Search the material below for the string "xlabel" and extract each line that has it.

++++

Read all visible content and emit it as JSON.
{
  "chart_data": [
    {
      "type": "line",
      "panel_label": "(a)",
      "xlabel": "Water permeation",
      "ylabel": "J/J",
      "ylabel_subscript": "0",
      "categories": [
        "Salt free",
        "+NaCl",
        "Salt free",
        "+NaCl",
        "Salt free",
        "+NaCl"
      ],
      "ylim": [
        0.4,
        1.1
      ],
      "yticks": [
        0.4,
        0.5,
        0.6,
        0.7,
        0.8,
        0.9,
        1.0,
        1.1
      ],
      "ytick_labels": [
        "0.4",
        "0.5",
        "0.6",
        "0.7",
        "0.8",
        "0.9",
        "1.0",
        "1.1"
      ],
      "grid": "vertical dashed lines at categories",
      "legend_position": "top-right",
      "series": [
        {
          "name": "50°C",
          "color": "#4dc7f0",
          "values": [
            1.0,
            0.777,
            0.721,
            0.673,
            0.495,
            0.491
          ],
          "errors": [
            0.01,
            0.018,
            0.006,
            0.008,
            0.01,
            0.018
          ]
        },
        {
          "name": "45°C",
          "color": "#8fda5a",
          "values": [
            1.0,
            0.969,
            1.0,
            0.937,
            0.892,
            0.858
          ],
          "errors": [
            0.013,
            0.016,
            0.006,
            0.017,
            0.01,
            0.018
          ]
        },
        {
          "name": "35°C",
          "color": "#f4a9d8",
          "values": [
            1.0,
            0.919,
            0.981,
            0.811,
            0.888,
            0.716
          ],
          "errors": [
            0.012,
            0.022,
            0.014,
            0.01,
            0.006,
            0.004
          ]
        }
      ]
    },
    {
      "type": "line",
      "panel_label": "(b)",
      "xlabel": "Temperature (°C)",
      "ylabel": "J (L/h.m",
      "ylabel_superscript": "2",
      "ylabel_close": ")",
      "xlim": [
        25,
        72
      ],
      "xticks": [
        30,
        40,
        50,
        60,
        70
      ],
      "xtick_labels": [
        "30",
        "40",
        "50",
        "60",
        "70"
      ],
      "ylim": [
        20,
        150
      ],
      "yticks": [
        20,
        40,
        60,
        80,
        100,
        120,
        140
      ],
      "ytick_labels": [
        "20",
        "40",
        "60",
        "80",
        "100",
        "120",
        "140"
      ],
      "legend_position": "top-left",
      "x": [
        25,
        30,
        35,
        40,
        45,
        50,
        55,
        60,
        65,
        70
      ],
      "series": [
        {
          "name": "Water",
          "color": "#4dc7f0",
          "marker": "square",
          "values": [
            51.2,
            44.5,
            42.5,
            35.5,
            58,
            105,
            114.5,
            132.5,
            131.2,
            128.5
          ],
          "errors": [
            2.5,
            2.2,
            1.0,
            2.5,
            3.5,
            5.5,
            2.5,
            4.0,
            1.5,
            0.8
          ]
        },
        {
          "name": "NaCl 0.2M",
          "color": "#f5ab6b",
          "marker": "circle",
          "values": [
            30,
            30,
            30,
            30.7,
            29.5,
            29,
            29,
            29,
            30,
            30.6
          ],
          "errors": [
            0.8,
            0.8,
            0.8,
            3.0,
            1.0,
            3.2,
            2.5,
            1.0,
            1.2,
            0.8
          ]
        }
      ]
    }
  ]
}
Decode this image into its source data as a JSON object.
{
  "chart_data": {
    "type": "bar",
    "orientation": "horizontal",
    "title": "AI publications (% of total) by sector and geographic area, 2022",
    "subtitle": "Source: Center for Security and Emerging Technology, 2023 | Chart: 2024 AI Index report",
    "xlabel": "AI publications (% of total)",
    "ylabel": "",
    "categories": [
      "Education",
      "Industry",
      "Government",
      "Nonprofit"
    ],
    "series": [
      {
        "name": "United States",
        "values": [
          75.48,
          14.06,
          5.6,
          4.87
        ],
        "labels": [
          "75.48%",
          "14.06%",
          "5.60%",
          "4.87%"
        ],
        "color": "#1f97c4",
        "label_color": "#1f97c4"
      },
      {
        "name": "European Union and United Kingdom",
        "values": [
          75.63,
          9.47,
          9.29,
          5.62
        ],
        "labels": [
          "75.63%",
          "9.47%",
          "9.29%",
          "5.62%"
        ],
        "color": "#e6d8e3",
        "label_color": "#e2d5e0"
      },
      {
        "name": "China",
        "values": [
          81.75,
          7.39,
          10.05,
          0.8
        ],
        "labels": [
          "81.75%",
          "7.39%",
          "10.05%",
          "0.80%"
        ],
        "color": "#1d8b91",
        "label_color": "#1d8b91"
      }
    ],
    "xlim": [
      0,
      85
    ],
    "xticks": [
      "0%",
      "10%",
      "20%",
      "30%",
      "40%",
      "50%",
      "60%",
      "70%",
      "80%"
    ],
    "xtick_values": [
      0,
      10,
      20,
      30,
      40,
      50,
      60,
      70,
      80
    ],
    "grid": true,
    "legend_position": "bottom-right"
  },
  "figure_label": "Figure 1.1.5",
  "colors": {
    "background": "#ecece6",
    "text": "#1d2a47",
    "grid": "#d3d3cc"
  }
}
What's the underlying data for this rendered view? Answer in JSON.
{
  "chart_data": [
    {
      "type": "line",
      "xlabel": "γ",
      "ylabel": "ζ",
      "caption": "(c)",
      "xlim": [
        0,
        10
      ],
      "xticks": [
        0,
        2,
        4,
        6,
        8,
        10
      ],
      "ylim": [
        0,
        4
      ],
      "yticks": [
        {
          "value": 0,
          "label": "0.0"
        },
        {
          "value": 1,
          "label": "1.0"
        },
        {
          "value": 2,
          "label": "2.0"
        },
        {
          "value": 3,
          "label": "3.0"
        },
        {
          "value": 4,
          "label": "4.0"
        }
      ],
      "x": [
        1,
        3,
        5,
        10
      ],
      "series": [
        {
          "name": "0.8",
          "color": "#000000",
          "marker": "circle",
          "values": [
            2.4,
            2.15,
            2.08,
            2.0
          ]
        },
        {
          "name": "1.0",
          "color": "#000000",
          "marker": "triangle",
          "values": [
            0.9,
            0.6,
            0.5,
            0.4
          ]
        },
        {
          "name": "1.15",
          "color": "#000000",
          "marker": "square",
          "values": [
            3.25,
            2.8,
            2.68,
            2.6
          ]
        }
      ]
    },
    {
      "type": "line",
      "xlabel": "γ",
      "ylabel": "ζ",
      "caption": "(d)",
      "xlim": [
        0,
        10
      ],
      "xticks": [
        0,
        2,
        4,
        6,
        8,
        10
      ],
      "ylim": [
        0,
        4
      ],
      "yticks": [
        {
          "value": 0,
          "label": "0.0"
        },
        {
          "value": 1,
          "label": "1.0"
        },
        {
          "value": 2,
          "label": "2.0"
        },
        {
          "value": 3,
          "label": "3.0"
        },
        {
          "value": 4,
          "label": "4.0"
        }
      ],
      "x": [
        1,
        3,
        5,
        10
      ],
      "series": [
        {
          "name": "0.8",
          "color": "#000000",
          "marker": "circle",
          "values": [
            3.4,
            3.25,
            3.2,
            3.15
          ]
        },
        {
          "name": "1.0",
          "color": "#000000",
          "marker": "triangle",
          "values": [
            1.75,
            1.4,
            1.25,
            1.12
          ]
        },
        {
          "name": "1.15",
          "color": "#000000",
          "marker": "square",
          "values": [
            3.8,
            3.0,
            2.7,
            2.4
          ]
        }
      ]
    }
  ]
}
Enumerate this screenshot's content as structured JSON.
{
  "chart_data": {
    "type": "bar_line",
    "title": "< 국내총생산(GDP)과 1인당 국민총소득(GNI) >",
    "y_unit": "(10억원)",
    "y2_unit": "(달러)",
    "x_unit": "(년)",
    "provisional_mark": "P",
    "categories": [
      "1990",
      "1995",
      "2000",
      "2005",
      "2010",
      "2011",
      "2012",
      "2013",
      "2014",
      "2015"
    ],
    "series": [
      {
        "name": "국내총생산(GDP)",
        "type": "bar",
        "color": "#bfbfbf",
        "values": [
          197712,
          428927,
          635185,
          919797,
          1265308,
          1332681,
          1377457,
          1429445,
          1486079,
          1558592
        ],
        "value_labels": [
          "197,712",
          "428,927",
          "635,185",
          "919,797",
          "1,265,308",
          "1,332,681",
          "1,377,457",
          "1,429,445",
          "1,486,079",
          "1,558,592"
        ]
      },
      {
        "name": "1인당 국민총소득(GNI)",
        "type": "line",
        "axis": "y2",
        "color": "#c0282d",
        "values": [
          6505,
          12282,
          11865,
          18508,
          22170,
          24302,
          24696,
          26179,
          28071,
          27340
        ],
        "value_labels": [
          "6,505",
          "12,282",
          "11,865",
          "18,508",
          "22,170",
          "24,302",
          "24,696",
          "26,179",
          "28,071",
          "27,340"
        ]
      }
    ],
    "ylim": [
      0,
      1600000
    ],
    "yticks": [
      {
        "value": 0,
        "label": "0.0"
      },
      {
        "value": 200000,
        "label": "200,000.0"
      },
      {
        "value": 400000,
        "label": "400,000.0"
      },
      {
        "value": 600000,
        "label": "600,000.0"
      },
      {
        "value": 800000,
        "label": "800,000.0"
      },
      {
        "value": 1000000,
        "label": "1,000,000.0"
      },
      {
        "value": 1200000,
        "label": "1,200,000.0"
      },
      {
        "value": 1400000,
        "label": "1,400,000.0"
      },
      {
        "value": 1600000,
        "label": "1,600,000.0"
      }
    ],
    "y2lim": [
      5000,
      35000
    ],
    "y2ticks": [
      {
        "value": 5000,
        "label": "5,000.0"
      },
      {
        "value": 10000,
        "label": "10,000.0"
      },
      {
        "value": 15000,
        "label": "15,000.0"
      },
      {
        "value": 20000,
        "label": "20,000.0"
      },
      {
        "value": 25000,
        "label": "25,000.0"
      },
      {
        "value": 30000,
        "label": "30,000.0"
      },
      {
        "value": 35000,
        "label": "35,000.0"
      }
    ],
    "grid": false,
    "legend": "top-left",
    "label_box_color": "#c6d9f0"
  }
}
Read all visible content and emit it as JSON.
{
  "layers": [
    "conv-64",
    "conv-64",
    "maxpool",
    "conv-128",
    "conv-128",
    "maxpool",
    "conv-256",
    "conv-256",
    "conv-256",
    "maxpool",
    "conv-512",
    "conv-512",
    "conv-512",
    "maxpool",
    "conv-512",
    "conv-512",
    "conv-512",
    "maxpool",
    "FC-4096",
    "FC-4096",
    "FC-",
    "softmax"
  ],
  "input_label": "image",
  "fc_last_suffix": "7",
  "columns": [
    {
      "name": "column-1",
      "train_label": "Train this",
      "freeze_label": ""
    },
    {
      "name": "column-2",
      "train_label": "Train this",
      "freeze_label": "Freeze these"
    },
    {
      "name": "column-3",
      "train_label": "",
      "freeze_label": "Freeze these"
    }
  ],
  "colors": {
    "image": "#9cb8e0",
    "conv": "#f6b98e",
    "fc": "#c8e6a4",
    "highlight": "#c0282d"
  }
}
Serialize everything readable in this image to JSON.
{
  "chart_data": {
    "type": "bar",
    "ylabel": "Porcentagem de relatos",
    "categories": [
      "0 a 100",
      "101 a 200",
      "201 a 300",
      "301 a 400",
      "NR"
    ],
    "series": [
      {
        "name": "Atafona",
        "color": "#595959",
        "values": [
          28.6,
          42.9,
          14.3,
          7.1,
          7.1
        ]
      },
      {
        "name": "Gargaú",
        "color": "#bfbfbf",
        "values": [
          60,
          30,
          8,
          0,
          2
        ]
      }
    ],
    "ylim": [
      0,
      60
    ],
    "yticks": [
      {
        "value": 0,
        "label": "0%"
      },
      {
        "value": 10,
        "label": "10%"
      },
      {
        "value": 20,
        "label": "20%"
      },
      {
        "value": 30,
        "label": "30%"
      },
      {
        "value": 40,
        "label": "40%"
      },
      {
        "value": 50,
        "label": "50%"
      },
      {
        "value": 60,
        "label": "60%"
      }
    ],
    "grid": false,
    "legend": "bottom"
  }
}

++++

Full solution ::
      "xlabel": "Water permeation",
      "xlabel": "Temperature (°C)",
    "xlabel": "AI publications (% of total)",
      "xlabel": "γ",
      "xlabel": "γ",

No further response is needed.